-- begin Material for the task --

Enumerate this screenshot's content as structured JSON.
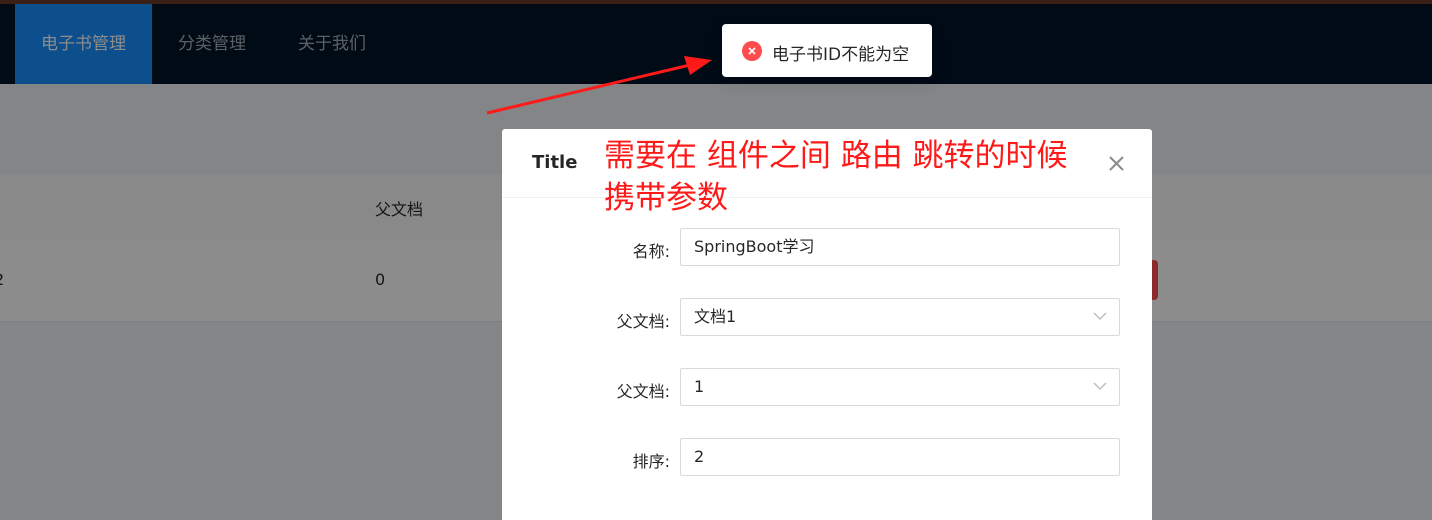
{
  "nav": {
    "items": [
      {
        "label": "电子书管理",
        "active": true
      },
      {
        "label": "分类管理",
        "active": false
      },
      {
        "label": "关于我们",
        "active": false
      }
    ]
  },
  "table": {
    "headers": {
      "parent_doc": "父文档"
    },
    "row": {
      "id_partial": "2",
      "parent_doc": "0"
    }
  },
  "modal": {
    "title": "Title",
    "fields": [
      {
        "label": "名称:",
        "value": "SpringBoot学习",
        "type": "input"
      },
      {
        "label": "父文档:",
        "value": "文档1",
        "type": "select"
      },
      {
        "label": "父文档:",
        "value": "1",
        "type": "select"
      },
      {
        "label": "排序:",
        "value": "2",
        "type": "input"
      }
    ]
  },
  "toast": {
    "message": "电子书ID不能为空",
    "type": "error",
    "icon": "close-circle-icon"
  },
  "annotation": {
    "text_line1": "需要在 组件之间 路由 跳转的时候",
    "text_line2": "携带参数",
    "color": "#ff1a1a"
  },
  "colors": {
    "header_bg": "#001529",
    "nav_active": "#1890ff",
    "error": "#ff4d4f"
  }
}
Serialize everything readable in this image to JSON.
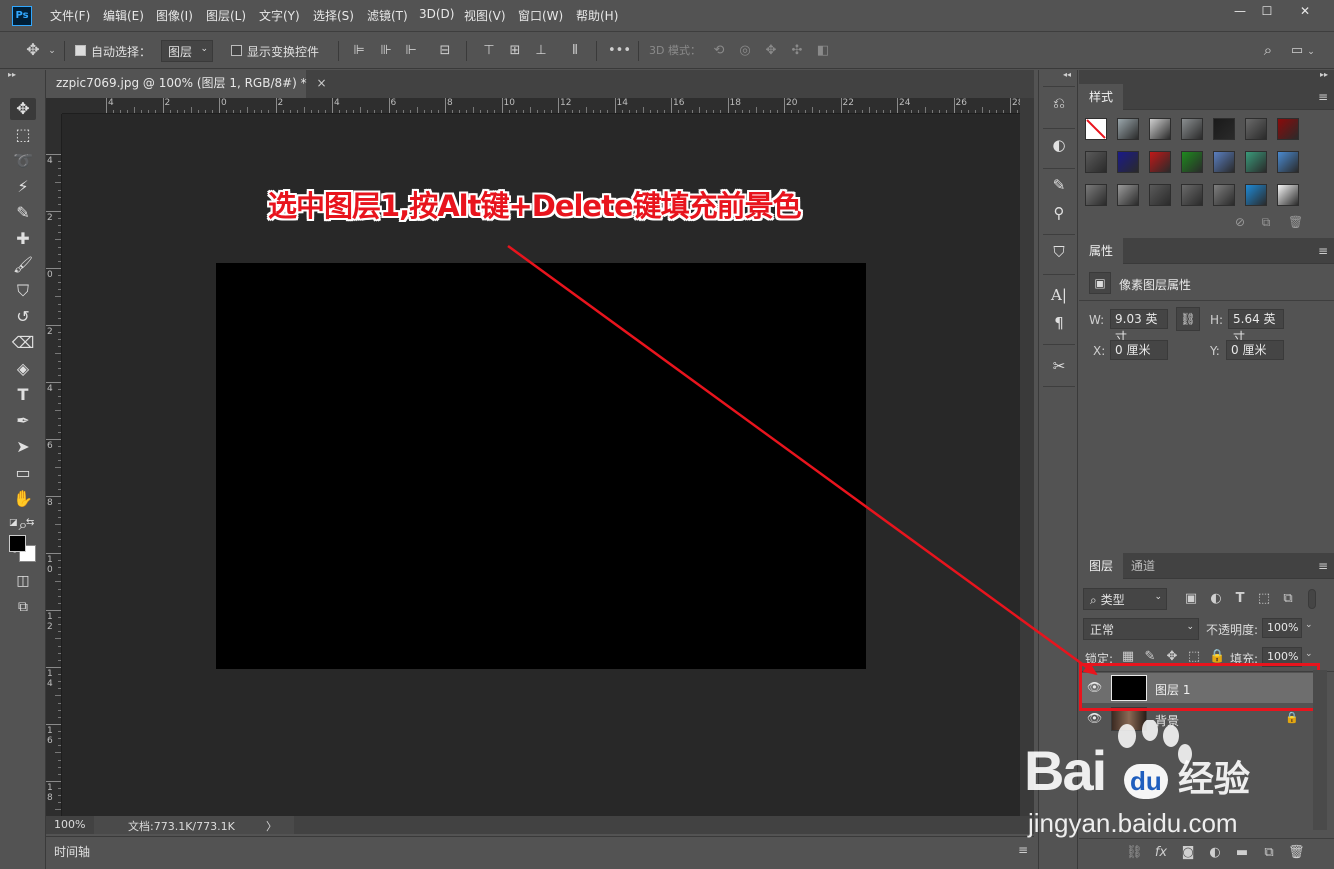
{
  "app": {
    "logo": "Ps"
  },
  "menu": [
    "文件(F)",
    "编辑(E)",
    "图像(I)",
    "图层(L)",
    "文字(Y)",
    "选择(S)",
    "滤镜(T)",
    "3D(D)",
    "视图(V)",
    "窗口(W)",
    "帮助(H)"
  ],
  "window_controls": {
    "minimize": "—",
    "restore": "☐",
    "close": "✕"
  },
  "options_bar": {
    "auto_select_label": "自动选择：",
    "auto_select_checked": true,
    "auto_select_target": "图层",
    "show_transform_label": "显示变换控件",
    "show_transform_checked": false,
    "more": "•••",
    "mode_3d_label": "3D 模式："
  },
  "document": {
    "tab_title": "zzpic7069.jpg @ 100% (图层 1, RGB/8#) *",
    "tab_close": "×",
    "ruler_top_labels": [
      "4",
      "2",
      "0",
      "2",
      "4",
      "6",
      "8",
      "10",
      "12",
      "14",
      "16",
      "18",
      "20",
      "22",
      "24",
      "26",
      "28"
    ],
    "ruler_left_labels": [
      "4",
      "2",
      "0",
      "2",
      "4",
      "6",
      "8",
      "1\n0",
      "1\n2",
      "1\n4",
      "1\n6",
      "1\n8"
    ],
    "canvas_color": "#000000",
    "zoom": "100%",
    "doc_info": "文档:773.1K/773.1K",
    "status_arrow": "〉"
  },
  "annotation": {
    "text": "选中图层1,按Alt键+Delete键填充前景色",
    "color": "#e8141d"
  },
  "timeline": {
    "label": "时间轴"
  },
  "styles_panel": {
    "title": "样式",
    "swatches": [
      "#ffffff",
      "#9aa6ab",
      "#cfcfcf",
      "#8a8e90",
      "#1a1a1a",
      "#6a6a6a",
      "#8b0a0a",
      "#5a5a5a",
      "#1a1a8a",
      "#c01818",
      "#1e8a1e",
      "#5a7fc0",
      "#3a9a7a",
      "#4a8ad0",
      "#7a7a7a",
      "#9a9a9a",
      "#5a5a5a",
      "#6a6a6a",
      "#7e7e7e",
      "#1e8ad6",
      "#f4f4f4"
    ]
  },
  "properties_panel": {
    "title": "属性",
    "subtitle": "像素图层属性",
    "w_label": "W:",
    "w_value": "9.03 英寸",
    "h_label": "H:",
    "h_value": "5.64 英寸",
    "x_label": "X:",
    "x_value": "0 厘米",
    "y_label": "Y:",
    "y_value": "0 厘米"
  },
  "layers_panel": {
    "tabs": [
      "图层",
      "通道"
    ],
    "filter_kind": "类型",
    "blend_mode": "正常",
    "opacity_label": "不透明度:",
    "opacity_value": "100%",
    "lock_label": "锁定:",
    "fill_label": "填充:",
    "fill_value": "100%",
    "layers": [
      {
        "name": "图层 1",
        "selected": true,
        "thumb": "#000000"
      },
      {
        "name": "背景",
        "selected": false,
        "locked": true
      }
    ],
    "highlight_color": "#e8141d"
  },
  "watermark": {
    "brand": "Bai",
    "brand_tail": "经验",
    "paw": "du",
    "url": "jingyan.baidu.com"
  }
}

-- end Material for the task --

§ **Instructions to follow**: Give every record again exactly, apart from the pictures, which stay out.

§ **Result below**:
Enumerate this screenshot's content as structured JSON.
{
  "nav": {
    "items": [
      {
        "label": "电子书管理",
        "active": true
      },
      {
        "label": "分类管理",
        "active": false
      },
      {
        "label": "关于我们",
        "active": false
      }
    ]
  },
  "table": {
    "headers": {
      "parent_doc": "父文档"
    },
    "row": {
      "id_partial": "2",
      "parent_doc": "0"
    }
  },
  "modal": {
    "title": "Title",
    "fields": [
      {
        "label": "名称:",
        "value": "SpringBoot学习",
        "type": "input"
      },
      {
        "label": "父文档:",
        "value": "文档1",
        "type": "select"
      },
      {
        "label": "父文档:",
        "value": "1",
        "type": "select"
      },
      {
        "label": "排序:",
        "value": "2",
        "type": "input"
      }
    ]
  },
  "toast": {
    "message": "电子书ID不能为空",
    "type": "error",
    "icon": "close-circle-icon"
  },
  "annotation": {
    "text_line1": "需要在 组件之间 路由 跳转的时候",
    "text_line2": "携带参数",
    "color": "#ff1a1a"
  },
  "colors": {
    "header_bg": "#001529",
    "nav_active": "#1890ff",
    "error": "#ff4d4f"
  }
}
Serialize everything readable in this image to JSON.
{
  "app": {
    "logo": "Ps"
  },
  "menu": [
    "文件(F)",
    "编辑(E)",
    "图像(I)",
    "图层(L)",
    "文字(Y)",
    "选择(S)",
    "滤镜(T)",
    "3D(D)",
    "视图(V)",
    "窗口(W)",
    "帮助(H)"
  ],
  "window_controls": {
    "minimize": "—",
    "restore": "☐",
    "close": "✕"
  },
  "options_bar": {
    "auto_select_label": "自动选择：",
    "auto_select_checked": true,
    "auto_select_target": "图层",
    "show_transform_label": "显示变换控件",
    "show_transform_checked": false,
    "more": "•••",
    "mode_3d_label": "3D 模式："
  },
  "document": {
    "tab_title": "zzpic7069.jpg @ 100% (图层 1, RGB/8#) *",
    "tab_close": "×",
    "ruler_top_labels": [
      "4",
      "2",
      "0",
      "2",
      "4",
      "6",
      "8",
      "10",
      "12",
      "14",
      "16",
      "18",
      "20",
      "22",
      "24",
      "26",
      "28"
    ],
    "ruler_left_labels": [
      "4",
      "2",
      "0",
      "2",
      "4",
      "6",
      "8",
      "1\n0",
      "1\n2",
      "1\n4",
      "1\n6",
      "1\n8"
    ],
    "canvas_color": "#000000",
    "zoom": "100%",
    "doc_info": "文档:773.1K/773.1K",
    "status_arrow": "〉"
  },
  "annotation": {
    "text": "选中图层1,按Alt键+Delete键填充前景色",
    "color": "#e8141d"
  },
  "timeline": {
    "label": "时间轴"
  },
  "styles_panel": {
    "title": "样式",
    "swatches": [
      "#ffffff",
      "#9aa6ab",
      "#cfcfcf",
      "#8a8e90",
      "#1a1a1a",
      "#6a6a6a",
      "#8b0a0a",
      "#5a5a5a",
      "#1a1a8a",
      "#c01818",
      "#1e8a1e",
      "#5a7fc0",
      "#3a9a7a",
      "#4a8ad0",
      "#7a7a7a",
      "#9a9a9a",
      "#5a5a5a",
      "#6a6a6a",
      "#7e7e7e",
      "#1e8ad6",
      "#f4f4f4"
    ]
  },
  "properties_panel": {
    "title": "属性",
    "subtitle": "像素图层属性",
    "w_label": "W:",
    "w_value": "9.03 英寸",
    "h_label": "H:",
    "h_value": "5.64 英寸",
    "x_label": "X:",
    "x_value": "0 厘米",
    "y_label": "Y:",
    "y_value": "0 厘米"
  },
  "layers_panel": {
    "tabs": [
      "图层",
      "通道"
    ],
    "filter_kind": "类型",
    "blend_mode": "正常",
    "opacity_label": "不透明度:",
    "opacity_value": "100%",
    "lock_label": "锁定:",
    "fill_label": "填充:",
    "fill_value": "100%",
    "layers": [
      {
        "name": "图层 1",
        "selected": true,
        "thumb": "#000000"
      },
      {
        "name": "背景",
        "selected": false,
        "locked": true
      }
    ],
    "highlight_color": "#e8141d"
  },
  "watermark": {
    "brand": "Bai",
    "brand_tail": "经验",
    "paw": "du",
    "url": "jingyan.baidu.com"
  }
}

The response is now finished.